Start of Listed records

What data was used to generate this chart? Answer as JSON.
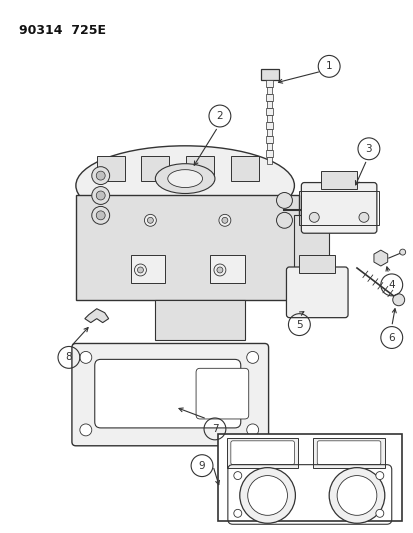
{
  "title": "90314  725E",
  "bg_color": "#ffffff",
  "line_color": "#333333",
  "fig_width": 4.14,
  "fig_height": 5.33,
  "dpi": 100
}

End of Listed records

**To do:** Transcribe the records word for word and include no pictures.

**Answer for this exercise:**
What data was used to generate this chart? Answer as JSON.
{
  "title": "90314  725E",
  "bg_color": "#ffffff",
  "line_color": "#333333",
  "fig_width": 4.14,
  "fig_height": 5.33,
  "dpi": 100
}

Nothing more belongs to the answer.